- [Exercise task]:
Reproduce the entries below in full, word for word.

★ ★ ★

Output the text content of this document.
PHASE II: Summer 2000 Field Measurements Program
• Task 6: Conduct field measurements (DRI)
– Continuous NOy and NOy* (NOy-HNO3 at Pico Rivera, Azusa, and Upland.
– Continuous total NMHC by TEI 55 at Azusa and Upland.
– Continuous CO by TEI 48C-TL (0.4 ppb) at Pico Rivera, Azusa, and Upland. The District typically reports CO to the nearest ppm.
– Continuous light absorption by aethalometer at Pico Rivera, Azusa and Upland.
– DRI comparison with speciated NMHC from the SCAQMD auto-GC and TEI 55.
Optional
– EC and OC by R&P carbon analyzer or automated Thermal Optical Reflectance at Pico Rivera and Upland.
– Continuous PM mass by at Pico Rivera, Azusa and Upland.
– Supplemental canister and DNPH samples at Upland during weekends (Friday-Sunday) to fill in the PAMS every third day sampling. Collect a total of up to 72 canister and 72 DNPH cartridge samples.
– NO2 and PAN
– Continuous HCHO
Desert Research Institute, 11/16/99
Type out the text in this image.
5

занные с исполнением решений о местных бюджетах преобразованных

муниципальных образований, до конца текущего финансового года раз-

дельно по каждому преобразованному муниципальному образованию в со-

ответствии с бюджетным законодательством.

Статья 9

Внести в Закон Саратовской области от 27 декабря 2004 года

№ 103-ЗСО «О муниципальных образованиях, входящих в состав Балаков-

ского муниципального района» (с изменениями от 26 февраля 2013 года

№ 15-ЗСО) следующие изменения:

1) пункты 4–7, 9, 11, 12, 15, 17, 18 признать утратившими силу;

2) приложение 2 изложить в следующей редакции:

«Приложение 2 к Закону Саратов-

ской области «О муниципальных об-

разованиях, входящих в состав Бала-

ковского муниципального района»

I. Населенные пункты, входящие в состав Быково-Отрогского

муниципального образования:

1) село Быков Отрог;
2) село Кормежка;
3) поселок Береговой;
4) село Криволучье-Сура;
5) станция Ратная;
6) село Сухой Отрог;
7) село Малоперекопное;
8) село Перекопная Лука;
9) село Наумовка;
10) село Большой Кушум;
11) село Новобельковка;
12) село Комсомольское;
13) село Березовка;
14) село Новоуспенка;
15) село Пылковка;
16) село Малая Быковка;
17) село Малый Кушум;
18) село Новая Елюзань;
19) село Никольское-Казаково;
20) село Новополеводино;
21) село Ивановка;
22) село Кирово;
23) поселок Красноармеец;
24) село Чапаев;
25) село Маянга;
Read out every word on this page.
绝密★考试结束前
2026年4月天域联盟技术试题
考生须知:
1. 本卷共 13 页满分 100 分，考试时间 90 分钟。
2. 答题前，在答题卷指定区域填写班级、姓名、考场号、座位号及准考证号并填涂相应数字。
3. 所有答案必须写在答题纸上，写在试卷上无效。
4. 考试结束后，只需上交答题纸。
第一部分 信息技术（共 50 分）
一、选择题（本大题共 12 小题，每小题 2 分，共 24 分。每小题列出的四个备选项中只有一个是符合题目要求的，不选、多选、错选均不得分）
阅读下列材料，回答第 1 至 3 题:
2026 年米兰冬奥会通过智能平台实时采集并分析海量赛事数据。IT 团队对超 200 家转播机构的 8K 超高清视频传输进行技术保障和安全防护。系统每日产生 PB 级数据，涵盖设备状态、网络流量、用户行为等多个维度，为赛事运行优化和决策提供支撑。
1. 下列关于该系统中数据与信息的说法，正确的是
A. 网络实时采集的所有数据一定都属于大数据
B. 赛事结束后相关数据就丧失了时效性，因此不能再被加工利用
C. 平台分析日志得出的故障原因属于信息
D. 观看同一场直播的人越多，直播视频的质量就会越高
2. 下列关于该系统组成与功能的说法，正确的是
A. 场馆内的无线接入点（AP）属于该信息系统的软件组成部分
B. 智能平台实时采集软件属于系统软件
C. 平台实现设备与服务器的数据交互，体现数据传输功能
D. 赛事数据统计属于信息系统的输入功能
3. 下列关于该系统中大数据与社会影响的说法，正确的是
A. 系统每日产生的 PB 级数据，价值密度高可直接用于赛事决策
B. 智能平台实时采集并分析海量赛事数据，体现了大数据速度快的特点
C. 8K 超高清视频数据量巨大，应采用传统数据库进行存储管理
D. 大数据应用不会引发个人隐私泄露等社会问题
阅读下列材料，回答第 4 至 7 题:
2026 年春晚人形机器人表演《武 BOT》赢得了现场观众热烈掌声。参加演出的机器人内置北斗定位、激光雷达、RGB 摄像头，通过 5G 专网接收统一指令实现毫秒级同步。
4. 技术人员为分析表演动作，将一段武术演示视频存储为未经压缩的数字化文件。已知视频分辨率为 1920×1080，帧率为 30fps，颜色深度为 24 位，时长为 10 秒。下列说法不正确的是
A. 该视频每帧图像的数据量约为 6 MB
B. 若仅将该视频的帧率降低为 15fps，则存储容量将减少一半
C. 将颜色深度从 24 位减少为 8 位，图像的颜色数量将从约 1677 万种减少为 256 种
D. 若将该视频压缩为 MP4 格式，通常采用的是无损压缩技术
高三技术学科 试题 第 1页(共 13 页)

★ ★ ★

- [Full answer]:
Output the text content of this document.
PHASE II: Summer 2000 Field Measurements Program
• Task 6: Conduct field measurements (DRI)
– Continuous NOy and NOy* (NOy-HNO3 at Pico Rivera, Azusa, and Upland.
– Continuous total NMHC by TEI 55 at Azusa and Upland.
– Continuous CO by TEI 48C-TL (0.4 ppb) at Pico Rivera, Azusa, and Upland. The District typically reports CO to the nearest ppm.
– Continuous light absorption by aethalometer at Pico Rivera, Azusa and Upland.
– DRI comparison with speciated NMHC from the SCAQMD auto-GC and TEI 55.
Optional
– EC and OC by R&P carbon analyzer or automated Thermal Optical Reflectance at Pico Rivera and Upland.
– Continuous PM mass by at Pico Rivera, Azusa and Upland.
– Supplemental canister and DNPH samples at Upland during weekends (Friday-Sunday) to fill in the PAMS every third day sampling. Collect a total of up to 72 canister and 72 DNPH cartridge samples.
– NO2 and PAN
– Continuous HCHO
Desert Research Institute, 11/16/99
Type out the text in this image.
5

занные с исполнением решений о местных бюджетах преобразованных

муниципальных образований, до конца текущего финансового года раз-

дельно по каждому преобразованному муниципальному образованию в со-

ответствии с бюджетным законодательством.

Статья 9

Внести в Закон Саратовской области от 27 декабря 2004 года

№ 103-ЗСО «О муниципальных образованиях, входящих в состав Балаков-

ского муниципального района» (с изменениями от 26 февраля 2013 года

№ 15-ЗСО) следующие изменения:

1) пункты 4–7, 9, 11, 12, 15, 17, 18 признать утратившими силу;

2) приложение 2 изложить в следующей редакции:

«Приложение 2 к Закону Саратов-

ской области «О муниципальных об-

разованиях, входящих в состав Бала-

ковского муниципального района»

I. Населенные пункты, входящие в состав Быково-Отрогского

муниципального образования:

1) село Быков Отрог;
2) село Кормежка;
3) поселок Береговой;
4) село Криволучье-Сура;
5) станция Ратная;
6) село Сухой Отрог;
7) село Малоперекопное;
8) село Перекопная Лука;
9) село Наумовка;
10) село Большой Кушум;
11) село Новобельковка;
12) село Комсомольское;
13) село Березовка;
14) село Новоуспенка;
15) село Пылковка;
16) село Малая Быковка;
17) село Малый Кушум;
18) село Новая Елюзань;
19) село Никольское-Казаково;
20) село Новополеводино;
21) село Ивановка;
22) село Кирово;
23) поселок Красноармеец;
24) село Чапаев;
25) село Маянга;
Read out every word on this page.
绝密★考试结束前
2026年4月天域联盟技术试题
考生须知:
1. 本卷共 13 页满分 100 分，考试时间 90 分钟。
2. 答题前，在答题卷指定区域填写班级、姓名、考场号、座位号及准考证号并填涂相应数字。
3. 所有答案必须写在答题纸上，写在试卷上无效。
4. 考试结束后，只需上交答题纸。
第一部分 信息技术（共 50 分）
一、选择题（本大题共 12 小题，每小题 2 分，共 24 分。每小题列出的四个备选项中只有一个是符合题目要求的，不选、多选、错选均不得分）
阅读下列材料，回答第 1 至 3 题:
2026 年米兰冬奥会通过智能平台实时采集并分析海量赛事数据。IT 团队对超 200 家转播机构的 8K 超高清视频传输进行技术保障和安全防护。系统每日产生 PB 级数据，涵盖设备状态、网络流量、用户行为等多个维度，为赛事运行优化和决策提供支撑。
1. 下列关于该系统中数据与信息的说法，正确的是
A. 网络实时采集的所有数据一定都属于大数据
B. 赛事结束后相关数据就丧失了时效性，因此不能再被加工利用
C. 平台分析日志得出的故障原因属于信息
D. 观看同一场直播的人越多，直播视频的质量就会越高
2. 下列关于该系统组成与功能的说法，正确的是
A. 场馆内的无线接入点（AP）属于该信息系统的软件组成部分
B. 智能平台实时采集软件属于系统软件
C. 平台实现设备与服务器的数据交互，体现数据传输功能
D. 赛事数据统计属于信息系统的输入功能
3. 下列关于该系统中大数据与社会影响的说法，正确的是
A. 系统每日产生的 PB 级数据，价值密度高可直接用于赛事决策
B. 智能平台实时采集并分析海量赛事数据，体现了大数据速度快的特点
C. 8K 超高清视频数据量巨大，应采用传统数据库进行存储管理
D. 大数据应用不会引发个人隐私泄露等社会问题
阅读下列材料，回答第 4 至 7 题:
2026 年春晚人形机器人表演《武 BOT》赢得了现场观众热烈掌声。参加演出的机器人内置北斗定位、激光雷达、RGB 摄像头，通过 5G 专网接收统一指令实现毫秒级同步。
4. 技术人员为分析表演动作，将一段武术演示视频存储为未经压缩的数字化文件。已知视频分辨率为 1920×1080，帧率为 30fps，颜色深度为 24 位，时长为 10 秒。下列说法不正确的是
A. 该视频每帧图像的数据量约为 6 MB
B. 若仅将该视频的帧率降低为 15fps，则存储容量将减少一半
C. 将颜色深度从 24 位减少为 8 位，图像的颜色数量将从约 1677 万种减少为 256 种
D. 若将该视频压缩为 MP4 格式，通常采用的是无损压缩技术
高三技术学科 试题 第 1页(共 13 页)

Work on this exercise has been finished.